— Start of EXCERPT TO READ —

Karen McCrone v. Acme Markets
561 F. App'x 169
3rd Cir.2014Background
- Six long‑tenured Acme store directors/assistant directors in New Jersey were terminated in early 2011 after an external customer‑satisfaction survey; some were alleged to have falsified survey results.
- Appellants claim Acme managers encouraged inflating survey scores and used threats/harassment to get favorable results. Security interviews followed; two employees signed statements and were fired, four refused and were fired.
- Appellants allege they were not at‑will employees because Acme’s oral representations and the employee handbook created an implied contract promising continued employment if they "did their jobs and stayed out of trouble."
- They sued in New Jersey state court asserting wrongful termination, breach of implied covenant/good faith, breach of implied employment terms, public policy violations, and interference with unemployment benefits; Acme removed under diversity jurisdiction.
- The District Court granted Acme’s motion to dismiss under Rule 12(b)(6) for failure to state a claim; on appeal the Third Circuit affirmed, concluding the pleadings did not plausibly allege an implied contract sufficient to overcome New Jersey’s at‑will presumption.
Issues
| Issue | Plaintiff's Argument | Defendant's Argument | Held |
|---|---|---|---|
| Whether Appellants alleged facts creating an implied employment contract overcoming New Jersey’s at‑will presumption | Acme’s oral assurances and the handbook (which omitted an at‑will disclaimer) plus company practice promised continued employment if they performed and stayed out of trouble | Handbook omission and a generalized oral statement are insufficient to alter at‑will status; no specific change in policy or clear promise was made | Dismissal affirmed: pleadings do not plausibly allege an implied contract to overcome at‑will presumption |
| Whether an implied covenant of good faith and fair dealing claim survives without an implied contract | (Implicit) covenant arises from the alleged implied contract and employer conduct | No implied contract → no independent covenant claim based on it | Dismissal affirmed: covenant claim fails because no enforceable implied contract was pleaded |
Key Cases Cited
- Bernard v. IMI Sys., Inc., 618 A.2d 338 (N.J. 1993) (New Jersey presumes employment at‑will absent agreement otherwise)

— End of EXCERPT TO READ —

# GIVEN TASK
Answer these questions using the case summary.
(a) How many of the terminated employees refused to sign statements after the security interviews?
(b) Under which rule did the District Court grant Acme's motion to dismiss?
(c) According to the list of key cases, what does New Jersey presume about employment?

— Start of STORED ROWS —

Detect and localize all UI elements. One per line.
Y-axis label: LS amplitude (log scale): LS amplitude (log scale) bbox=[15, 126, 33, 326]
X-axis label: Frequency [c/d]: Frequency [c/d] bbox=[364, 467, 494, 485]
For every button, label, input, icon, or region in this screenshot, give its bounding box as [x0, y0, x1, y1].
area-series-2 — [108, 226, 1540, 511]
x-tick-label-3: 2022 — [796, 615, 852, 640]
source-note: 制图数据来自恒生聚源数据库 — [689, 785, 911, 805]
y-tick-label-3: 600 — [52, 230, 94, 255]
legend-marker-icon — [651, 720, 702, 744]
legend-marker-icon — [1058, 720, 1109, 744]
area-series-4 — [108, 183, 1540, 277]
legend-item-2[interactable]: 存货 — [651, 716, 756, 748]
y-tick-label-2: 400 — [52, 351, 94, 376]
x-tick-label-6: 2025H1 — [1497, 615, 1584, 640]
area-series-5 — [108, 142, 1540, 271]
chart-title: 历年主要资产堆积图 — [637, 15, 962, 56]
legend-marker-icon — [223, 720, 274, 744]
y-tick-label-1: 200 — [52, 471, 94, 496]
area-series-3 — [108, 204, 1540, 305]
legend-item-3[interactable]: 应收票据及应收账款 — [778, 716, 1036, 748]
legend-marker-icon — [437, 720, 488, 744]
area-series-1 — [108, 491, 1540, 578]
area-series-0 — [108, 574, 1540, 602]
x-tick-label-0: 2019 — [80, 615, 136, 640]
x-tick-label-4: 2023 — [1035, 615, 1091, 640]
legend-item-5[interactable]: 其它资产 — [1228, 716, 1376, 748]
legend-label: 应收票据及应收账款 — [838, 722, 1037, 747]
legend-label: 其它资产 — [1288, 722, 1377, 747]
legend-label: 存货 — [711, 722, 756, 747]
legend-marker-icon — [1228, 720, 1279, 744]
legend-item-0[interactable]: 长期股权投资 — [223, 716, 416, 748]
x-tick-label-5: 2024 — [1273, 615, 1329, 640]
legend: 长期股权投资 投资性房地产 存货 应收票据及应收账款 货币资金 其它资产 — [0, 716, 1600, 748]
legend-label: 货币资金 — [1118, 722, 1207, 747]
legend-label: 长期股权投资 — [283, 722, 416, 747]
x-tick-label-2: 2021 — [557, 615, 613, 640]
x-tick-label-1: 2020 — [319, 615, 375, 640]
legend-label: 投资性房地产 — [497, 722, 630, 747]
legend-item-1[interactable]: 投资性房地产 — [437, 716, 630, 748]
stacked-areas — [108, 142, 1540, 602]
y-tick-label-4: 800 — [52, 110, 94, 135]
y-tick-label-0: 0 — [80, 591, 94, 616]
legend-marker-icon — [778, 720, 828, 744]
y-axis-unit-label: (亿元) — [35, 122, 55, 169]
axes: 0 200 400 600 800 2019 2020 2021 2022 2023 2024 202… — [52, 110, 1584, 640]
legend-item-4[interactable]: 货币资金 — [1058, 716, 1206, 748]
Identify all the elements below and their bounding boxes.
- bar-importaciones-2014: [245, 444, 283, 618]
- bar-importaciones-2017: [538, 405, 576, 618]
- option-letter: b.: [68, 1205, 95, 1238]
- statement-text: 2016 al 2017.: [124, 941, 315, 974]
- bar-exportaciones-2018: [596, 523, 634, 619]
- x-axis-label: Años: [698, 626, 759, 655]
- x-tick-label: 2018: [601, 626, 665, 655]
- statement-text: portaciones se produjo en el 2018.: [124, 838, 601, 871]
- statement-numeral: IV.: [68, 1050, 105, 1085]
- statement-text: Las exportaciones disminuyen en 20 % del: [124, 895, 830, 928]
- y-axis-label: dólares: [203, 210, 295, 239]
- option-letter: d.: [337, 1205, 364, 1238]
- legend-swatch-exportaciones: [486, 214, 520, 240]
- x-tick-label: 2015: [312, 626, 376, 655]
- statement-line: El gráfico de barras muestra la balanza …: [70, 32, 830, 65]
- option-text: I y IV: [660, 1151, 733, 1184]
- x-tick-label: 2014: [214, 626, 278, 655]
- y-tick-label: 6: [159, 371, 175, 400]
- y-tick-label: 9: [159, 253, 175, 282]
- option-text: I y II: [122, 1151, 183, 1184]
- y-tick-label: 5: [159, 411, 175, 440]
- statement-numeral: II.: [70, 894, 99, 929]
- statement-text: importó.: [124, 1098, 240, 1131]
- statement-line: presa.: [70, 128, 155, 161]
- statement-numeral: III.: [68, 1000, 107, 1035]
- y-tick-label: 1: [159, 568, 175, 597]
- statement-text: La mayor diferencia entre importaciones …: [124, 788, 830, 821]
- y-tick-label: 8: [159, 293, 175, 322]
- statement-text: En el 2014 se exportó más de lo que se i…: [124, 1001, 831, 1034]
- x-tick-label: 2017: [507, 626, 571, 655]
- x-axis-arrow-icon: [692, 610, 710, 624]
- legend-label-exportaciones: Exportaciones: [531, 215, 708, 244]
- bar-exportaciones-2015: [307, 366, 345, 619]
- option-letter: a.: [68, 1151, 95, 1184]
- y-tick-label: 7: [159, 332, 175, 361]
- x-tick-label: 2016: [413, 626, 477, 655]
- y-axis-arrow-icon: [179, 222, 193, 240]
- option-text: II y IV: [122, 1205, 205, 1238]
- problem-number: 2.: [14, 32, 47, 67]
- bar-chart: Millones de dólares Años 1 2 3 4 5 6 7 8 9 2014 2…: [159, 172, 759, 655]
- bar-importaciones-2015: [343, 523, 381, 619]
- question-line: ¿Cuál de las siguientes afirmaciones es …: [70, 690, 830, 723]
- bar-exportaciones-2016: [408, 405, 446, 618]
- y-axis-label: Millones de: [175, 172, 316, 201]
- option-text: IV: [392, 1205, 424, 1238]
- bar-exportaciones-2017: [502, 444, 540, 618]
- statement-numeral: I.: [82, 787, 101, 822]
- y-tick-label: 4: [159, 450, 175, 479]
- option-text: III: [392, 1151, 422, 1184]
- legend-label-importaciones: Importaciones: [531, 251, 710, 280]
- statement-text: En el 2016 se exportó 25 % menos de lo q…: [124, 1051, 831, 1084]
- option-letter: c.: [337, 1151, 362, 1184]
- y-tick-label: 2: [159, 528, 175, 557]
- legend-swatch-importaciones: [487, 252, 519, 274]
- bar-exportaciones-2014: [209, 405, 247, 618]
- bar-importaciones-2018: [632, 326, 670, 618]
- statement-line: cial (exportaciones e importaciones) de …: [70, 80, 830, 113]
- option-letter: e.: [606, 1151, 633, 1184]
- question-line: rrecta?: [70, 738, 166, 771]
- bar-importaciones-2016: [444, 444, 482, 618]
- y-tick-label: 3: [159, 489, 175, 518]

— End of STORED ROWS —

# RESPONSE TO THE TASK
(a) Four.
(b) Rule 12(b)(6).
(c) New Jersey presumes employment is at-will unless there is an agreement otherwise.